Instructions to follow: Leaving out the pictures, transcribe all of the records faithfully.

Collection entries:
************

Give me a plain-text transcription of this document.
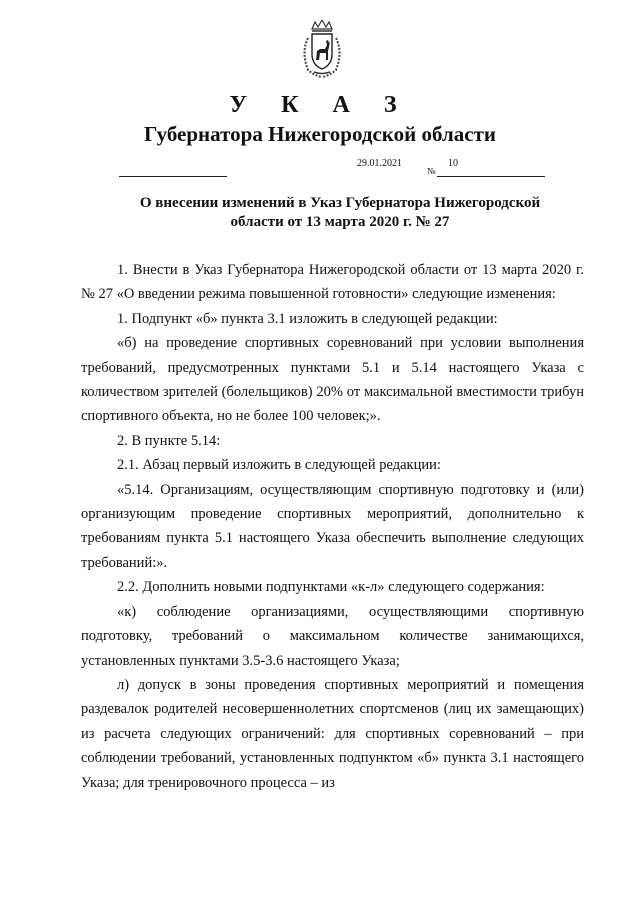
У К А З
Губернатора Нижегородской области
29.01.2021
№
10
О внесении изменений в Указ Губернатора Нижегородской
области от 13 марта 2020 г. № 27

1. Внести в Указ Губернатора Нижегородской области от 13 марта 2020 г. № 27 «О введении режима повышенной готовности» следующие изменения:

1. Подпункт «б» пункта 3.1 изложить в следующей редакции:

«б) на проведение спортивных соревнований при условии выполнения требований, предусмотренных пунктами 5.1 и 5.14 настоящего Указа с количеством зрителей (болельщиков) 20% от максимальной вместимости трибун спортивного объекта, но не более 100 человек;».

2. В пункте 5.14:

2.1. Абзац первый изложить в следующей редакции:

«5.14. Организациям, осуществляющим спортивную подготовку и (или) организующим проведение спортивных мероприятий, дополнительно к требованиям пункта 5.1 настоящего Указа обеспечить выполнение следующих требований:».

2.2. Дополнить новыми подпунктами «к-л» следующего содержания:

«к) соблюдение организациями, осуществляющими спортивную подготовку, требований о максимальном количестве занимающихся, установленных пунктами 3.5-3.6 настоящего Указа;

л) допуск в зоны проведения спортивных мероприятий и помещения раздевалок родителей несовершеннолетних спортсменов (лиц их замещающих) из расчета следующих ограничений: для спортивных соревнований – при соблюдении требований, установленных подпунктом «б» пункта 3.1 настоящего Указа; для тренировочного процесса – из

************

Solution:
Give me a plain-text transcription of this document.
У К А З
Губернатора Нижегородской области
29.01.2021
№
10
О внесении изменений в Указ Губернатора Нижегородской
области от 13 марта 2020 г. № 27

1. Внести в Указ Губернатора Нижегородской области от 13 марта 2020 г. № 27 «О введении режима повышенной готовности» следующие изменения:

1. Подпункт «б» пункта 3.1 изложить в следующей редакции:

«б) на проведение спортивных соревнований при условии выполнения требований, предусмотренных пунктами 5.1 и 5.14 настоящего Указа с количеством зрителей (болельщиков) 20% от максимальной вместимости трибун спортивного объекта, но не более 100 человек;».

2. В пункте 5.14:

2.1. Абзац первый изложить в следующей редакции:

«5.14. Организациям, осуществляющим спортивную подготовку и (или) организующим проведение спортивных мероприятий, дополнительно к требованиям пункта 5.1 настоящего Указа обеспечить выполнение следующих требований:».

2.2. Дополнить новыми подпунктами «к-л» следующего содержания:

«к) соблюдение организациями, осуществляющими спортивную подготовку, требований о максимальном количестве занимающихся, установленных пунктами 3.5-3.6 настоящего Указа;

л) допуск в зоны проведения спортивных мероприятий и помещения раздевалок родителей несовершеннолетних спортсменов (лиц их замещающих) из расчета следующих ограничений: для спортивных соревнований – при соблюдении требований, установленных подпунктом «б» пункта 3.1 настоящего Указа; для тренировочного процесса – из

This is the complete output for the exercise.